EXERCISE AIM: Return a copy of every line in the records that includes the word "name".

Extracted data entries
"""
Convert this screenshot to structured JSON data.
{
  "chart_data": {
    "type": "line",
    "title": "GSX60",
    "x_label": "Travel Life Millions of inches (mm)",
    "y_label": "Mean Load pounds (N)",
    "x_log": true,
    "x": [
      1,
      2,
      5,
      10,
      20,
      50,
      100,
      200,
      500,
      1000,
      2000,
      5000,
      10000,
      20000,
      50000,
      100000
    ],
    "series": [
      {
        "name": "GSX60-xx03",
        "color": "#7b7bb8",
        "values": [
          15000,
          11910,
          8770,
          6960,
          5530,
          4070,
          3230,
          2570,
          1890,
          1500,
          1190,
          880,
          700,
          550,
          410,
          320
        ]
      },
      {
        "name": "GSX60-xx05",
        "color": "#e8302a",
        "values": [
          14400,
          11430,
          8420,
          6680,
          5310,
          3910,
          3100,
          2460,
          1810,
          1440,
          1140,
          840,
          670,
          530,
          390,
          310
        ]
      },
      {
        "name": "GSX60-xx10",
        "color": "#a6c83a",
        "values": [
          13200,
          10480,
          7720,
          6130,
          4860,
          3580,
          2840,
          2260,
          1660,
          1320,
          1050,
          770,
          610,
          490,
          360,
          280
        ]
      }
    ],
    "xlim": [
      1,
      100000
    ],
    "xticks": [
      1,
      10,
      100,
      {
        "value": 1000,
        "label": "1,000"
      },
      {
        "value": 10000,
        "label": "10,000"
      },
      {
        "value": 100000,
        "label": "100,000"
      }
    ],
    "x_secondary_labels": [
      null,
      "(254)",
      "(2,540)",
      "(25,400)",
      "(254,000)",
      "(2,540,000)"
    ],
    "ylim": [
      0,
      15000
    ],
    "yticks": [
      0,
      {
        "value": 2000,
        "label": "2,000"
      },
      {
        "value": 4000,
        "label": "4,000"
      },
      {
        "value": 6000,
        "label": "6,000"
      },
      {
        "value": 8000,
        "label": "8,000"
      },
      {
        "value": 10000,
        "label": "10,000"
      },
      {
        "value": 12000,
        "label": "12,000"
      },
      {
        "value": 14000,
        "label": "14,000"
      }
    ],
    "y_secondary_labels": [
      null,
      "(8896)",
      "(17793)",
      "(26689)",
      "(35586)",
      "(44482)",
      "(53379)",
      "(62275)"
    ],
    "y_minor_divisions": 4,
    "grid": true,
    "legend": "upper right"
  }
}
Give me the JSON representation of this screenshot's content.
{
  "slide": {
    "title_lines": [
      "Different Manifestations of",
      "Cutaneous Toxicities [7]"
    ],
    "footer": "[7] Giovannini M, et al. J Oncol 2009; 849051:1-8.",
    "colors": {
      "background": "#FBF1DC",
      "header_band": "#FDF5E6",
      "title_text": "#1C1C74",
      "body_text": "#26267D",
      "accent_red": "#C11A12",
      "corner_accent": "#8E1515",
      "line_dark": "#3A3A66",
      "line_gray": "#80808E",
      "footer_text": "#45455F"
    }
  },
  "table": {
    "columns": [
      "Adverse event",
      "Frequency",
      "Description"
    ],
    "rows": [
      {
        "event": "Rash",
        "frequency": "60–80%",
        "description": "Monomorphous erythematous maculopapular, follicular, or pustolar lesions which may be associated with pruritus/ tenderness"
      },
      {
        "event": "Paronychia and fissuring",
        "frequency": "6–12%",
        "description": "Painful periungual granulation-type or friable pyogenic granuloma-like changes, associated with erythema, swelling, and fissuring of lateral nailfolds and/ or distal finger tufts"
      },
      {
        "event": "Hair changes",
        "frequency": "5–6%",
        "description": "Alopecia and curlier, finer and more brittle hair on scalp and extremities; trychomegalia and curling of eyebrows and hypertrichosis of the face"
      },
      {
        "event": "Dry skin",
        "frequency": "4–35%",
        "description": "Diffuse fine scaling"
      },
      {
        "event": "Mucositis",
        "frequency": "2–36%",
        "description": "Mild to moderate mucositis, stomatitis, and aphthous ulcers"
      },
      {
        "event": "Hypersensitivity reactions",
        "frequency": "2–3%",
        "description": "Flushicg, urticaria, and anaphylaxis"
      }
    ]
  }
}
"""
EXPECTED ANSWER:
        "name": "GSX60-xx03",
        "name": "GSX60-xx05",
        "name": "GSX60-xx10",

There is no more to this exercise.